■ TASK OBJECTIVE ■
Find all lines in the listing that include the word "content", then copy them.

(Excerpts from a figure dataset)
··········

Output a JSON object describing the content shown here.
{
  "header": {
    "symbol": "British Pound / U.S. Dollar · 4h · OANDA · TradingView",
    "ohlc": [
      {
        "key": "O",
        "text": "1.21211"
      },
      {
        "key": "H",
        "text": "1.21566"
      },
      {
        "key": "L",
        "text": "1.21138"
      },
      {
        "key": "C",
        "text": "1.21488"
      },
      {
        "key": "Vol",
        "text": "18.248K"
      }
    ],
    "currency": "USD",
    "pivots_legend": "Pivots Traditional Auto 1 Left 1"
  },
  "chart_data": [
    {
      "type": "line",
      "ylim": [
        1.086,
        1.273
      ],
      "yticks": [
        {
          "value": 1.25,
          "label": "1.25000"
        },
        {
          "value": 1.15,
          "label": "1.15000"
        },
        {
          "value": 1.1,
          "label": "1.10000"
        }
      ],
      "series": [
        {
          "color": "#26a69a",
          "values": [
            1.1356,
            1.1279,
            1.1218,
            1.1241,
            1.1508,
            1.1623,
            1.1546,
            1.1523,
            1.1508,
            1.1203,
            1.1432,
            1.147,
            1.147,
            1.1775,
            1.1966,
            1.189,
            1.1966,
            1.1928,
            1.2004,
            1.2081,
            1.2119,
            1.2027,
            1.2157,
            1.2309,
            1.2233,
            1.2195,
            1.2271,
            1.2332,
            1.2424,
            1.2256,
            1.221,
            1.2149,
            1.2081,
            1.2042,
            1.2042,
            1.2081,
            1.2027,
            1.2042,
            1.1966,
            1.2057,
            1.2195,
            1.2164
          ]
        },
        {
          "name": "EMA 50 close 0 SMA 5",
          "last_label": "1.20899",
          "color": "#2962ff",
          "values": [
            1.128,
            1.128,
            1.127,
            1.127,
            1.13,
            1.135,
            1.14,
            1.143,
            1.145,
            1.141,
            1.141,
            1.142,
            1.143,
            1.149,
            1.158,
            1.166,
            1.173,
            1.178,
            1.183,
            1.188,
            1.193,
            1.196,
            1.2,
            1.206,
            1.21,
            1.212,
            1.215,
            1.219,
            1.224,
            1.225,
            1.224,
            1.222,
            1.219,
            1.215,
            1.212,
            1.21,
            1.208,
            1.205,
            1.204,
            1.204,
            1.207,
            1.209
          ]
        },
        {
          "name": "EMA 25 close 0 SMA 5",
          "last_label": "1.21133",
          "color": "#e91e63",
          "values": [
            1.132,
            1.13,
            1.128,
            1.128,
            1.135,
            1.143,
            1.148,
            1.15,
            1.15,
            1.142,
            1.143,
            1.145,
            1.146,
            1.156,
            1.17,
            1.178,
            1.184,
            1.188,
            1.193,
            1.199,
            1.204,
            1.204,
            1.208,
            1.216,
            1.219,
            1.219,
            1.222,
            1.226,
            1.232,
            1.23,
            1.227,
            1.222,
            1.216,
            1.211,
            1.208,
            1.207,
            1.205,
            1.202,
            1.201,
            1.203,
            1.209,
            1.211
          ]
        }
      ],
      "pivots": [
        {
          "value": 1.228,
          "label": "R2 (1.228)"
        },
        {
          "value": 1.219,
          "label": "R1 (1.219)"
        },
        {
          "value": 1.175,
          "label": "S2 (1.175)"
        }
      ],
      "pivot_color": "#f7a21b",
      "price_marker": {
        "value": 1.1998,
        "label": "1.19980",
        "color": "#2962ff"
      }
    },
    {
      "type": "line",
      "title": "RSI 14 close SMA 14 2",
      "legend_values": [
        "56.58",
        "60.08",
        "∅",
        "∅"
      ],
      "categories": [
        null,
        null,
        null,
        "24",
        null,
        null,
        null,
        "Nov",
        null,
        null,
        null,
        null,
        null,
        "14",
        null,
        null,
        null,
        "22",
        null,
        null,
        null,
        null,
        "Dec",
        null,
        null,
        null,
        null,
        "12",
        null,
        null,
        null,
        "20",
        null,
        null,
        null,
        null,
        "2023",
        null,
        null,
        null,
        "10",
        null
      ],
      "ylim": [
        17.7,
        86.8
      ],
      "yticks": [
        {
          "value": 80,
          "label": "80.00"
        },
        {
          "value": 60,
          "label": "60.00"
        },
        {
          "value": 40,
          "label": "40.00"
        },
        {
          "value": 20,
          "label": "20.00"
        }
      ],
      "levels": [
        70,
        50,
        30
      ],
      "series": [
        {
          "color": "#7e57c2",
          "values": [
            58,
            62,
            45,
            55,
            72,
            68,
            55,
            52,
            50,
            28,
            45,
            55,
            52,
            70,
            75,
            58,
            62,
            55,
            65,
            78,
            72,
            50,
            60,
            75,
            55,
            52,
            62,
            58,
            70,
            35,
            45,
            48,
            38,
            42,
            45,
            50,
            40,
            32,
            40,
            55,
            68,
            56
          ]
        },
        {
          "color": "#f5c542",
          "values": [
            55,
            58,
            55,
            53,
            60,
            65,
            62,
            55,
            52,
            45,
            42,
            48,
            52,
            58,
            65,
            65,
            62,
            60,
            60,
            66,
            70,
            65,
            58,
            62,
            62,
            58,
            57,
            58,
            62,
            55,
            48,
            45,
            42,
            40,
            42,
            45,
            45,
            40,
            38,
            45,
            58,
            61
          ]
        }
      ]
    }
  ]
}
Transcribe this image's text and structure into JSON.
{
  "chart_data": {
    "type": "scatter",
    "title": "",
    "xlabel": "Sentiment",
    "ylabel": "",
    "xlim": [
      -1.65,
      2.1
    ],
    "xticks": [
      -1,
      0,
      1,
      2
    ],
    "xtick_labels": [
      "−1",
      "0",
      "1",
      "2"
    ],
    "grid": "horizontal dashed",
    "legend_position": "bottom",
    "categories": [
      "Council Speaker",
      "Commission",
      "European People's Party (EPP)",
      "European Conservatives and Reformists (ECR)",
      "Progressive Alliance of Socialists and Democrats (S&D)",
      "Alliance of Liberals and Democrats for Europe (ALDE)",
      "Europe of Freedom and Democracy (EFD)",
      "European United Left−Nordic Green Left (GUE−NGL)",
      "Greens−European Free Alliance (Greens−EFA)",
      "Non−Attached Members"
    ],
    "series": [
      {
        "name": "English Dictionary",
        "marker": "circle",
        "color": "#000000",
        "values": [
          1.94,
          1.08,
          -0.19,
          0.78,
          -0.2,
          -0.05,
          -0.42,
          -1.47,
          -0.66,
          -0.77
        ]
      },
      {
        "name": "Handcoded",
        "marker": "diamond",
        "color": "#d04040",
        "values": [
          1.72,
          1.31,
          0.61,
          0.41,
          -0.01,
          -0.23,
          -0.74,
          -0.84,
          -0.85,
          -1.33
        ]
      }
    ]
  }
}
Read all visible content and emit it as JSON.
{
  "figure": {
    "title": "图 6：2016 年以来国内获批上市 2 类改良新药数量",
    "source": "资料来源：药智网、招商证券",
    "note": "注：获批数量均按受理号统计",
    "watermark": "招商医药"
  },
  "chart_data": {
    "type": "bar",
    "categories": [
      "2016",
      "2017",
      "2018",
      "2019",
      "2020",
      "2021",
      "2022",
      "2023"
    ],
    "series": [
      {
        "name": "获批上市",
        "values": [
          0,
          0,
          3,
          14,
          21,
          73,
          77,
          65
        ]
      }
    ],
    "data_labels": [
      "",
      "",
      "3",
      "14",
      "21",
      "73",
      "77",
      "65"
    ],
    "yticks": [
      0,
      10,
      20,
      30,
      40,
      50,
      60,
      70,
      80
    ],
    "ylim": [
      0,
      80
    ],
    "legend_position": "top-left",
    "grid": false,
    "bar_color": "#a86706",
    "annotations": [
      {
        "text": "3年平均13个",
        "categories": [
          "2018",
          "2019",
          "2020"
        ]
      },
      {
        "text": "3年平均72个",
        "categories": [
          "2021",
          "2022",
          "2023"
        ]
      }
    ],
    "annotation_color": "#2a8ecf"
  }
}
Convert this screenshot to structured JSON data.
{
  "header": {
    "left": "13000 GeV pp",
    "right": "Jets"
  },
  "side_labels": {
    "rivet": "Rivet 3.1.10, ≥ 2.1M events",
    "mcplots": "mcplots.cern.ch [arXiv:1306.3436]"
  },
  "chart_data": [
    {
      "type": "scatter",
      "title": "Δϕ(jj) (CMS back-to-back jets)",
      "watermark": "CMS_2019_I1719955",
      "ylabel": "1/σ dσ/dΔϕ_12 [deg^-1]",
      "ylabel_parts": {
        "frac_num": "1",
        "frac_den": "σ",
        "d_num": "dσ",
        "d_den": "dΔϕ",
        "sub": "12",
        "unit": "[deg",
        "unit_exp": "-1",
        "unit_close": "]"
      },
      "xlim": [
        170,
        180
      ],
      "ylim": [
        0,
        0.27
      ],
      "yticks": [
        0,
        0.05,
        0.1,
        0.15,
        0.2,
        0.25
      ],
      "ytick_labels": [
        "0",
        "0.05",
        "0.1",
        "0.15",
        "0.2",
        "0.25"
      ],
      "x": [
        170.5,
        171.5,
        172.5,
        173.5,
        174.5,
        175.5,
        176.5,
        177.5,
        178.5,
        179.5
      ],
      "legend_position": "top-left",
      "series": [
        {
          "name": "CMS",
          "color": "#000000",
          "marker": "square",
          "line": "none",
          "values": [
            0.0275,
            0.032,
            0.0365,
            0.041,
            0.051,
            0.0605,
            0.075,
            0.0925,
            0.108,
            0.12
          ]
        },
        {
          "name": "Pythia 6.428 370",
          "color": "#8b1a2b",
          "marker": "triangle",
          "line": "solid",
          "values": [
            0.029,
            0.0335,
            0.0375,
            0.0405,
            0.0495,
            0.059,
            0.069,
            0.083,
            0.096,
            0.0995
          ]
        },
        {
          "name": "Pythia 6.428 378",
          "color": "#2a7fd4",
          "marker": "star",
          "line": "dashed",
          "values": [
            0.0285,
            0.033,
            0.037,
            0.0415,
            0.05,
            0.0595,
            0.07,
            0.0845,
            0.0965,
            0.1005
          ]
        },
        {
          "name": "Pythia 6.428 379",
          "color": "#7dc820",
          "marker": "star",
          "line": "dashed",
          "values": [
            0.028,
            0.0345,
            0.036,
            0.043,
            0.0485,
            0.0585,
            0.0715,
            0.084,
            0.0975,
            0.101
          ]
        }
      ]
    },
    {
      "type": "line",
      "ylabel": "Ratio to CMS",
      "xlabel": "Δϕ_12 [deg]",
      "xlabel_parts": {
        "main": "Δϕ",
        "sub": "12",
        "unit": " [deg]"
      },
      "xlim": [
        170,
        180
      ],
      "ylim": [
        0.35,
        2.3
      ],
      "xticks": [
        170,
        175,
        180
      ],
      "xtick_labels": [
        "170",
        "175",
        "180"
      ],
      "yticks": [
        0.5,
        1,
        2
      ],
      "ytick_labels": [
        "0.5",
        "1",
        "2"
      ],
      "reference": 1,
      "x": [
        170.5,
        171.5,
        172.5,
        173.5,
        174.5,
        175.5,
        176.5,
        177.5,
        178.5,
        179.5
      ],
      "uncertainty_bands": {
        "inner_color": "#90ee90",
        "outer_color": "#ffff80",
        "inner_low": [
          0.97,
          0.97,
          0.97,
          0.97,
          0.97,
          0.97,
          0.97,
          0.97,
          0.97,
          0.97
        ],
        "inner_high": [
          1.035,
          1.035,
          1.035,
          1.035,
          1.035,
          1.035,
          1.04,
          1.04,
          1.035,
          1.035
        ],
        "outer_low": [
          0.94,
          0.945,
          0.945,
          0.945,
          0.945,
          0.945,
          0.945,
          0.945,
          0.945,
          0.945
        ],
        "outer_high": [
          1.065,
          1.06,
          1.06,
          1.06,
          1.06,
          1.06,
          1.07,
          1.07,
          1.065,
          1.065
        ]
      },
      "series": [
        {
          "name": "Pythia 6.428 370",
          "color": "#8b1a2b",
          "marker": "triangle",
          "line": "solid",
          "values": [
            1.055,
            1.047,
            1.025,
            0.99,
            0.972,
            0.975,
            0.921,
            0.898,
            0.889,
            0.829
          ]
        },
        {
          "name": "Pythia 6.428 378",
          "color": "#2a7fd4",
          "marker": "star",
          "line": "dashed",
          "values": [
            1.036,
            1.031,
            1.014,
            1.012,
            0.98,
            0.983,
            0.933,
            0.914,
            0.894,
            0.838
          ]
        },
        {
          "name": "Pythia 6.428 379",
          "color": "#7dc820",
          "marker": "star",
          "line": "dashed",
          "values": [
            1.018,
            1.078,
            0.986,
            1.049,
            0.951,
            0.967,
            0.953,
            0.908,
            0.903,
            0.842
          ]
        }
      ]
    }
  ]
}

··········

■ FINAL RESULT ■
Output a JSON object describing the content shown here.
Read all visible content and emit it as JSON.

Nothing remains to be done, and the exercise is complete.